(Items from a data source)
::::::::::
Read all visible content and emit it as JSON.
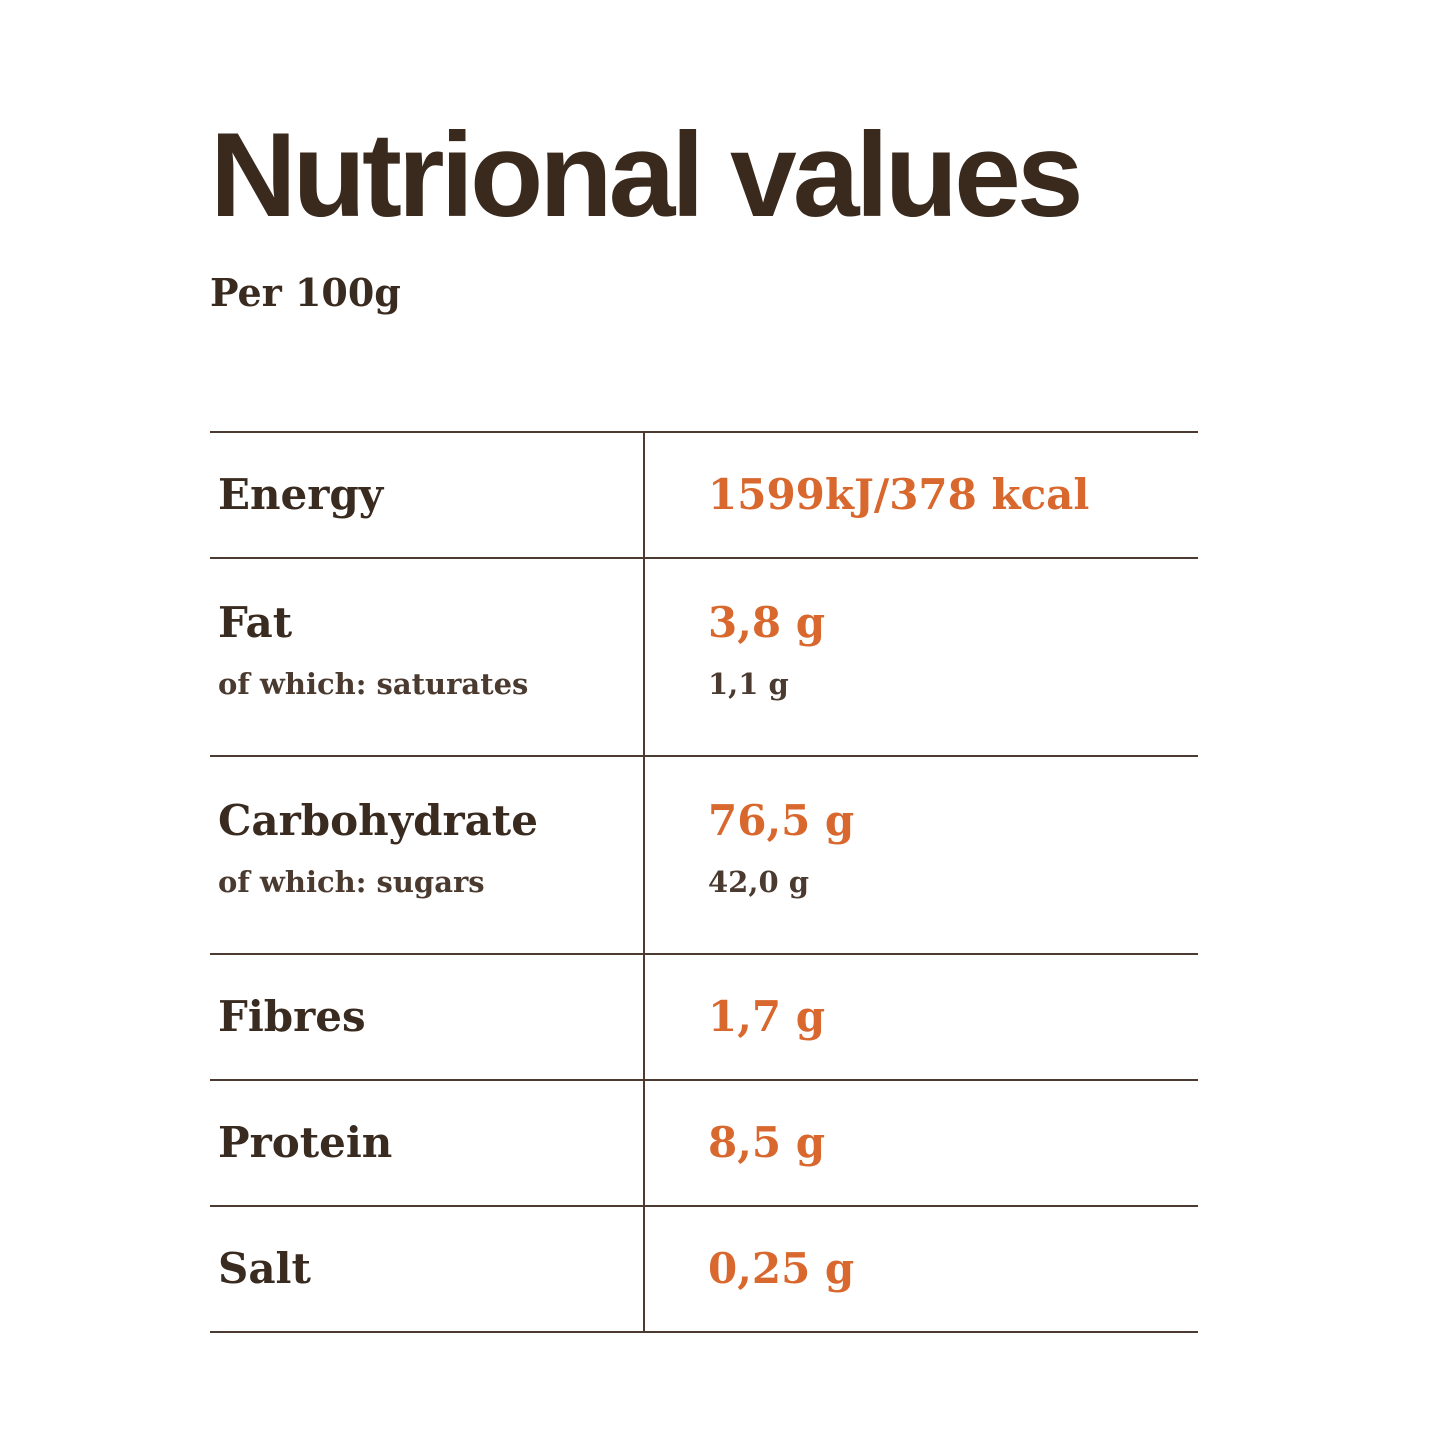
{
  "page": {
    "title": "Nutrional values",
    "subtitle": "Per 100g"
  },
  "colors": {
    "text_dark": "#3a2b20",
    "title_brown": "#3a2a1e",
    "accent_orange": "#d8682e",
    "table_line": "#4c3b31",
    "background": "#ffffff"
  },
  "table": {
    "rows": [
      {
        "label": "Energy",
        "value": "1599kJ/378 kcal"
      },
      {
        "label": "Fat",
        "value": "3,8 g",
        "sublabel": "of which: saturates",
        "subvalue": "1,1 g"
      },
      {
        "label": "Carbohydrate",
        "value": "76,5 g",
        "sublabel": "of which: sugars",
        "subvalue": "42,0 g"
      },
      {
        "label": "Fibres",
        "value": "1,7 g"
      },
      {
        "label": "Protein",
        "value": "8,5 g"
      },
      {
        "label": "Salt",
        "value": "0,25 g"
      }
    ]
  }
}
::::::::::
### ACTIVITY
Your copy should match the records above exactly, except that it contains no pictures.

### OUTPUT FOR THIS TASK
Read all visible content and emit it as JSON.
{
  "page": {
    "title": "Nutrional values",
    "subtitle": "Per 100g"
  },
  "colors": {
    "text_dark": "#3a2b20",
    "title_brown": "#3a2a1e",
    "accent_orange": "#d8682e",
    "table_line": "#4c3b31",
    "background": "#ffffff"
  },
  "table": {
    "rows": [
      {
        "label": "Energy",
        "value": "1599kJ/378 kcal"
      },
      {
        "label": "Fat",
        "value": "3,8 g",
        "sublabel": "of which: saturates",
        "subvalue": "1,1 g"
      },
      {
        "label": "Carbohydrate",
        "value": "76,5 g",
        "sublabel": "of which: sugars",
        "subvalue": "42,0 g"
      },
      {
        "label": "Fibres",
        "value": "1,7 g"
      },
      {
        "label": "Protein",
        "value": "8,5 g"
      },
      {
        "label": "Salt",
        "value": "0,25 g"
      }
    ]
  }
}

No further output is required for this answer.